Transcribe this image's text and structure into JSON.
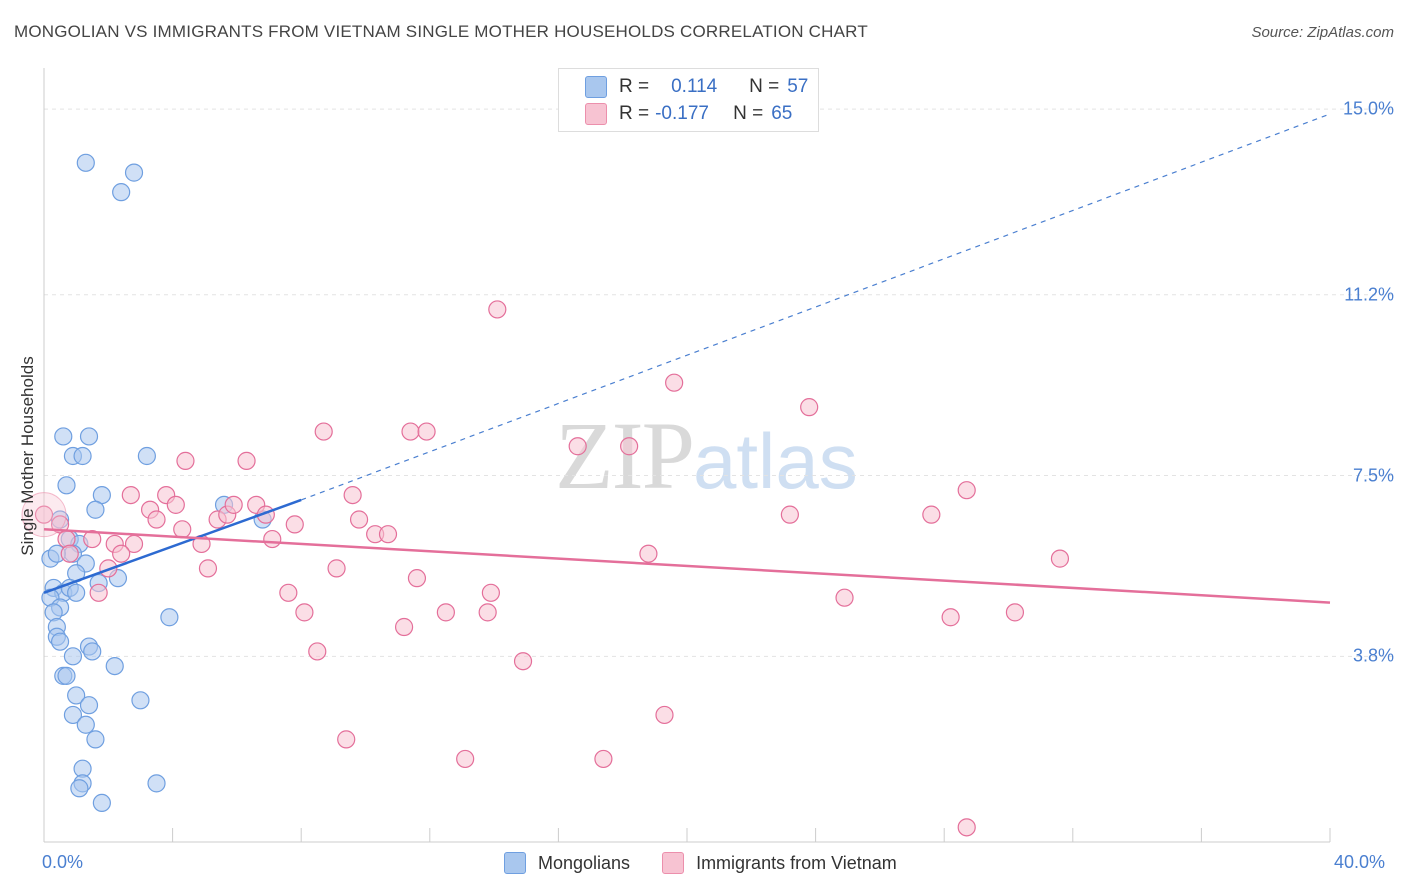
{
  "title": "MONGOLIAN VS IMMIGRANTS FROM VIETNAM SINGLE MOTHER HOUSEHOLDS CORRELATION CHART",
  "source": "Source: ZipAtlas.com",
  "watermark": {
    "zip": "ZIP",
    "atlas": "atlas"
  },
  "legend": {
    "rows": [
      {
        "r_label": "R =",
        "r_value": "0.114",
        "n_label": "N =",
        "n_value": "57",
        "color": "#a9c7ee",
        "border": "#6f9fe0"
      },
      {
        "r_label": "R =",
        "r_value": "-0.177",
        "n_label": "N =",
        "n_value": "65",
        "color": "#f7c3d2",
        "border": "#ec8fac"
      }
    ]
  },
  "bottom_legend": [
    "Mongolians",
    "Immigrants from Vietnam"
  ],
  "chart_data": {
    "type": "scatter",
    "title": "MONGOLIAN VS IMMIGRANTS FROM VIETNAM SINGLE MOTHER HOUSEHOLDS CORRELATION CHART",
    "xlabel": "",
    "ylabel": "Single Mother Households",
    "xlim": [
      0,
      40
    ],
    "ylim": [
      0,
      15.8
    ],
    "x_tick_labels": [
      "0.0%",
      "40.0%"
    ],
    "y_ticks": [
      3.8,
      7.5,
      11.2,
      15.0
    ],
    "y_tick_labels": [
      "3.8%",
      "7.5%",
      "11.2%",
      "15.0%"
    ],
    "grid": true,
    "legend_position": "top-center",
    "series": [
      {
        "name": "Mongolians",
        "color": "#6f9fe0",
        "fill": "#a9c7ee",
        "trend": {
          "x0": 0,
          "y0": 5.1,
          "x1": 8,
          "y1": 7.0,
          "extend_x1": 40,
          "extend_y1": 14.9
        },
        "points": [
          [
            1.3,
            13.9
          ],
          [
            2.8,
            13.7
          ],
          [
            2.4,
            13.3
          ],
          [
            0.6,
            8.3
          ],
          [
            1.4,
            8.3
          ],
          [
            0.9,
            7.9
          ],
          [
            1.2,
            7.9
          ],
          [
            3.2,
            7.9
          ],
          [
            0.7,
            7.3
          ],
          [
            1.8,
            7.1
          ],
          [
            1.6,
            6.8
          ],
          [
            5.6,
            6.9
          ],
          [
            6.8,
            6.6
          ],
          [
            0.5,
            6.6
          ],
          [
            0.8,
            6.2
          ],
          [
            1.1,
            6.1
          ],
          [
            0.9,
            5.9
          ],
          [
            0.2,
            5.8
          ],
          [
            0.4,
            5.9
          ],
          [
            1.3,
            5.7
          ],
          [
            1.0,
            5.5
          ],
          [
            2.3,
            5.4
          ],
          [
            1.7,
            5.3
          ],
          [
            0.3,
            5.2
          ],
          [
            0.6,
            5.1
          ],
          [
            0.8,
            5.2
          ],
          [
            1.0,
            5.1
          ],
          [
            0.2,
            5.0
          ],
          [
            0.5,
            4.8
          ],
          [
            0.3,
            4.7
          ],
          [
            3.9,
            4.6
          ],
          [
            0.4,
            4.4
          ],
          [
            0.4,
            4.2
          ],
          [
            0.5,
            4.1
          ],
          [
            1.4,
            4.0
          ],
          [
            1.5,
            3.9
          ],
          [
            0.9,
            3.8
          ],
          [
            2.2,
            3.6
          ],
          [
            0.6,
            3.4
          ],
          [
            0.7,
            3.4
          ],
          [
            1.0,
            3.0
          ],
          [
            1.4,
            2.8
          ],
          [
            3.0,
            2.9
          ],
          [
            0.9,
            2.6
          ],
          [
            1.3,
            2.4
          ],
          [
            1.6,
            2.1
          ],
          [
            1.2,
            1.5
          ],
          [
            1.2,
            1.2
          ],
          [
            1.1,
            1.1
          ],
          [
            3.5,
            1.2
          ],
          [
            1.8,
            0.8
          ]
        ]
      },
      {
        "name": "Immigrants from Vietnam",
        "color": "#e46f9a",
        "fill": "#f7c3d2",
        "trend": {
          "x0": 0,
          "y0": 6.4,
          "x1": 40,
          "y1": 4.9
        },
        "points": [
          [
            0.0,
            6.7
          ],
          [
            0.5,
            6.5
          ],
          [
            0.7,
            6.2
          ],
          [
            1.5,
            6.2
          ],
          [
            0.8,
            5.9
          ],
          [
            2.2,
            6.1
          ],
          [
            2.8,
            6.1
          ],
          [
            2.4,
            5.9
          ],
          [
            2.0,
            5.6
          ],
          [
            1.7,
            5.1
          ],
          [
            2.7,
            7.1
          ],
          [
            3.3,
            6.8
          ],
          [
            3.5,
            6.6
          ],
          [
            3.8,
            7.1
          ],
          [
            4.1,
            6.9
          ],
          [
            4.3,
            6.4
          ],
          [
            4.9,
            6.1
          ],
          [
            5.1,
            5.6
          ],
          [
            4.4,
            7.8
          ],
          [
            5.4,
            6.6
          ],
          [
            5.7,
            6.7
          ],
          [
            5.9,
            6.9
          ],
          [
            6.3,
            7.8
          ],
          [
            6.6,
            6.9
          ],
          [
            6.9,
            6.7
          ],
          [
            7.1,
            6.2
          ],
          [
            7.8,
            6.5
          ],
          [
            7.6,
            5.1
          ],
          [
            8.1,
            4.7
          ],
          [
            8.5,
            3.9
          ],
          [
            8.7,
            8.4
          ],
          [
            9.1,
            5.6
          ],
          [
            9.4,
            2.1
          ],
          [
            9.6,
            7.1
          ],
          [
            9.8,
            6.6
          ],
          [
            10.3,
            6.3
          ],
          [
            10.7,
            6.3
          ],
          [
            11.2,
            4.4
          ],
          [
            11.4,
            8.4
          ],
          [
            11.9,
            8.4
          ],
          [
            11.6,
            5.4
          ],
          [
            12.5,
            4.7
          ],
          [
            13.1,
            1.7
          ],
          [
            13.8,
            4.7
          ],
          [
            13.9,
            5.1
          ],
          [
            14.1,
            10.9
          ],
          [
            14.9,
            3.7
          ],
          [
            16.6,
            8.1
          ],
          [
            17.4,
            1.7
          ],
          [
            18.2,
            8.1
          ],
          [
            18.8,
            5.9
          ],
          [
            19.3,
            2.6
          ],
          [
            19.6,
            9.4
          ],
          [
            23.2,
            6.7
          ],
          [
            23.8,
            8.9
          ],
          [
            24.9,
            5.0
          ],
          [
            27.6,
            6.7
          ],
          [
            28.2,
            4.6
          ],
          [
            28.7,
            7.2
          ],
          [
            28.7,
            0.3
          ],
          [
            30.2,
            4.7
          ],
          [
            31.6,
            5.8
          ]
        ]
      }
    ]
  }
}
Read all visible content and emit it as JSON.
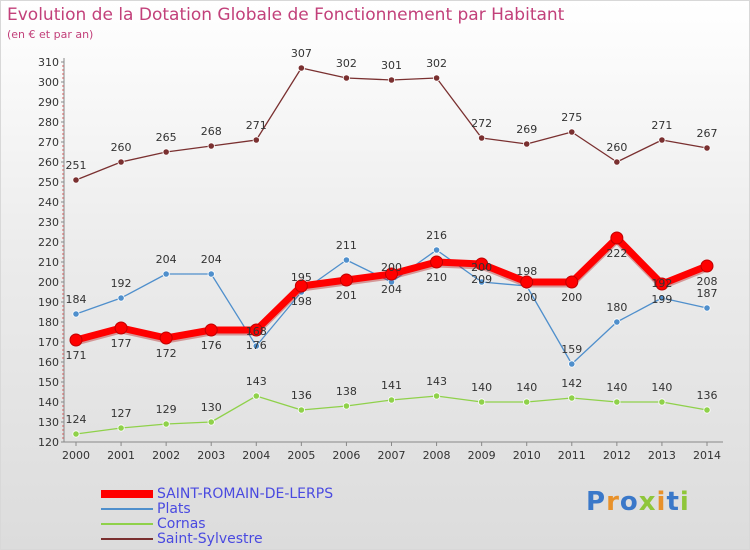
{
  "title": "Evolution de la Dotation Globale de Fonctionnement par Habitant",
  "subtitle": "(en € et par an)",
  "logo": "Proxiti",
  "colors": {
    "accent": "#c2407a",
    "background_top": "#ffffff",
    "background_bottom": "#dcdcdc"
  },
  "chart_data": {
    "type": "line",
    "x": [
      "2000",
      "2001",
      "2002",
      "2003",
      "2004",
      "2005",
      "2006",
      "2007",
      "2008",
      "2009",
      "2010",
      "2011",
      "2012",
      "2013",
      "2014"
    ],
    "ylim": [
      120,
      310
    ],
    "yticks": [
      120,
      130,
      140,
      150,
      160,
      170,
      180,
      190,
      200,
      210,
      220,
      230,
      240,
      250,
      260,
      270,
      280,
      290,
      300,
      310
    ],
    "grid": false,
    "legend_position": "bottom-left",
    "series": [
      {
        "name": "SAINT-ROMAIN-DE-LERPS",
        "color": "#ff0000",
        "emphasis": true,
        "values": [
          171,
          177,
          172,
          176,
          176,
          198,
          201,
          204,
          210,
          209,
          200,
          200,
          222,
          199,
          208
        ]
      },
      {
        "name": "Plats",
        "color": "#4f8fcc",
        "values": [
          184,
          192,
          204,
          204,
          168,
          195,
          211,
          200,
          216,
          200,
          198,
          159,
          180,
          192,
          187
        ]
      },
      {
        "name": "Cornas",
        "color": "#8fd14a",
        "values": [
          124,
          127,
          129,
          130,
          143,
          136,
          138,
          141,
          143,
          140,
          140,
          142,
          140,
          140,
          136
        ]
      },
      {
        "name": "Saint-Sylvestre",
        "color": "#7a3030",
        "values": [
          251,
          260,
          265,
          268,
          271,
          307,
          302,
          301,
          302,
          272,
          269,
          275,
          260,
          271,
          267
        ]
      }
    ]
  }
}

◆ ◆ ◆ ◆

| WRITTEN PROBLEM |
Scan the listing above. Gather each line that contains the word "CORRELATION".

| RESPONSE BELOW |
  "title": "MONGOLIAN VS IMMIGRANTS FROM VIETNAM SINGLE MOTHER HOUSEHOLDS CORRELATION CHART",
    "title": "MONGOLIAN VS IMMIGRANTS FROM VIETNAM SINGLE MOTHER HOUSEHOLDS CORRELATION CHART",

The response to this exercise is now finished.